- Directions for this task
Reproduce the listing below word for word, with no pictures.

- Records for the task
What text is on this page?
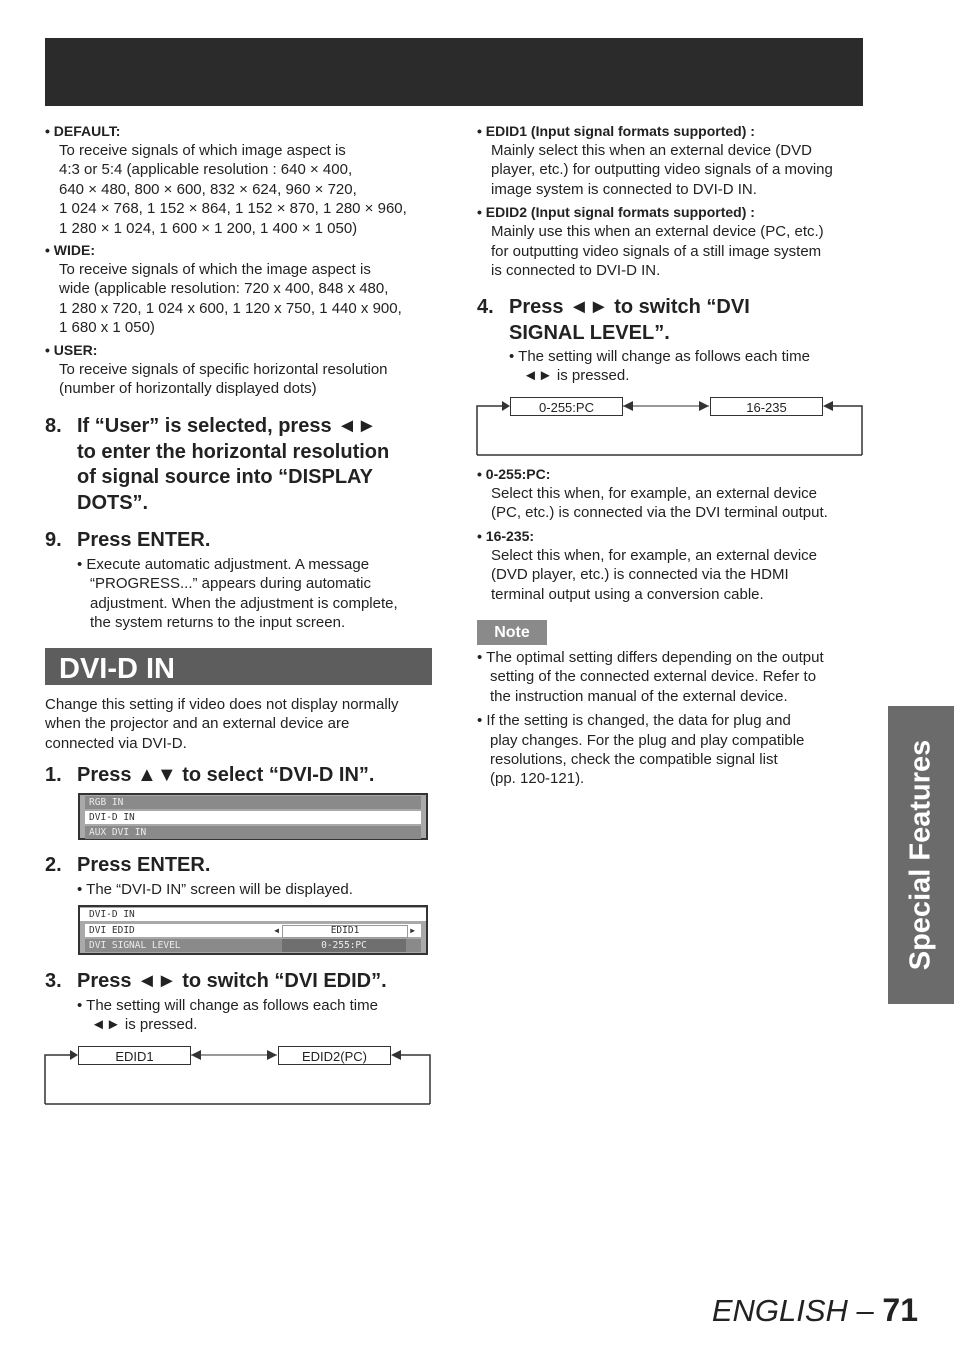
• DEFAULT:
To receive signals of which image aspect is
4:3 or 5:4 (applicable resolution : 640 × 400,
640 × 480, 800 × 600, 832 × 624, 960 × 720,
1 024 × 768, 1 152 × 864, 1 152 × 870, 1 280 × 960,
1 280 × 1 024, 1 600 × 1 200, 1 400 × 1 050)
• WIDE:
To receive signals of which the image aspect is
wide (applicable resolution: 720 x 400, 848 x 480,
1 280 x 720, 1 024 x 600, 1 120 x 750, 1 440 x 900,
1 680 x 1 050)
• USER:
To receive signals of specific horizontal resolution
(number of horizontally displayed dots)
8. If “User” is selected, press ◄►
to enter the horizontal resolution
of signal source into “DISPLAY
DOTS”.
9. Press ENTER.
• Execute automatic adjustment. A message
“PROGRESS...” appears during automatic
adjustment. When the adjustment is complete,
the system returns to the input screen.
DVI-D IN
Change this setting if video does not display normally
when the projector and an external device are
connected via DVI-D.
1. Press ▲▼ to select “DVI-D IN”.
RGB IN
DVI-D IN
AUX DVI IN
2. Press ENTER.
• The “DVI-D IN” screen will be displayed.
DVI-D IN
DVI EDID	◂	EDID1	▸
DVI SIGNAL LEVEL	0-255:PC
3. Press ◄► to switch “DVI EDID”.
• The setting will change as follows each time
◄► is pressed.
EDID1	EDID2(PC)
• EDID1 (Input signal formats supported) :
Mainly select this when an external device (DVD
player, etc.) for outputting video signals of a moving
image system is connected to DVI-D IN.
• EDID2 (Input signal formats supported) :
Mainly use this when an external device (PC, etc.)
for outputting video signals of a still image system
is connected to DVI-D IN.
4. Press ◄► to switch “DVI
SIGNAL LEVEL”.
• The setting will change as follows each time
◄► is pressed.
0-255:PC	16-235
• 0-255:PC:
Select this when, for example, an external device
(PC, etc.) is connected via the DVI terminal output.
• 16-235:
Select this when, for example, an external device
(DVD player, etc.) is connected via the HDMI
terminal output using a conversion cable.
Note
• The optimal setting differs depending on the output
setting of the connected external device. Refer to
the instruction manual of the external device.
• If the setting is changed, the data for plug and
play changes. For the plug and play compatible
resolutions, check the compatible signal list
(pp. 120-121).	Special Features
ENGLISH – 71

- Answer to the exercise
What text is on this page?
• DEFAULT:
To receive signals of which image aspect is
4:3 or 5:4 (applicable resolution : 640 × 400,
640 × 480, 800 × 600, 832 × 624, 960 × 720,
1 024 × 768, 1 152 × 864, 1 152 × 870, 1 280 × 960,
1 280 × 1 024, 1 600 × 1 200, 1 400 × 1 050)
• WIDE:
To receive signals of which the image aspect is
wide (applicable resolution: 720 x 400, 848 x 480,
1 280 x 720, 1 024 x 600, 1 120 x 750, 1 440 x 900,
1 680 x 1 050)
• USER:
To receive signals of specific horizontal resolution
(number of horizontally displayed dots)
8. If “User” is selected, press ◄►
to enter the horizontal resolution
of signal source into “DISPLAY
DOTS”.
9. Press ENTER.
• Execute automatic adjustment. A message
“PROGRESS...” appears during automatic
adjustment. When the adjustment is complete,
the system returns to the input screen.
DVI-D IN
Change this setting if video does not display normally
when the projector and an external device are
connected via DVI-D.
1. Press ▲▼ to select “DVI-D IN”.
RGB IN
DVI-D IN
AUX DVI IN
2. Press ENTER.
• The “DVI-D IN” screen will be displayed.
DVI-D IN
DVI EDID	◂	EDID1	▸
DVI SIGNAL LEVEL	0-255:PC
3. Press ◄► to switch “DVI EDID”.
• The setting will change as follows each time
◄► is pressed.
EDID1	EDID2(PC)
• EDID1 (Input signal formats supported) :
Mainly select this when an external device (DVD
player, etc.) for outputting video signals of a moving
image system is connected to DVI-D IN.
• EDID2 (Input signal formats supported) :
Mainly use this when an external device (PC, etc.)
for outputting video signals of a still image system
is connected to DVI-D IN.
4. Press ◄► to switch “DVI
SIGNAL LEVEL”.
• The setting will change as follows each time
◄► is pressed.
0-255:PC	16-235
• 0-255:PC:
Select this when, for example, an external device
(PC, etc.) is connected via the DVI terminal output.
• 16-235:
Select this when, for example, an external device
(DVD player, etc.) is connected via the HDMI
terminal output using a conversion cable.
Note
• The optimal setting differs depending on the output
setting of the connected external device. Refer to
the instruction manual of the external device.
• If the setting is changed, the data for plug and
play changes. For the plug and play compatible
resolutions, check the compatible signal list
(pp. 120-121).	Special Features
ENGLISH – 71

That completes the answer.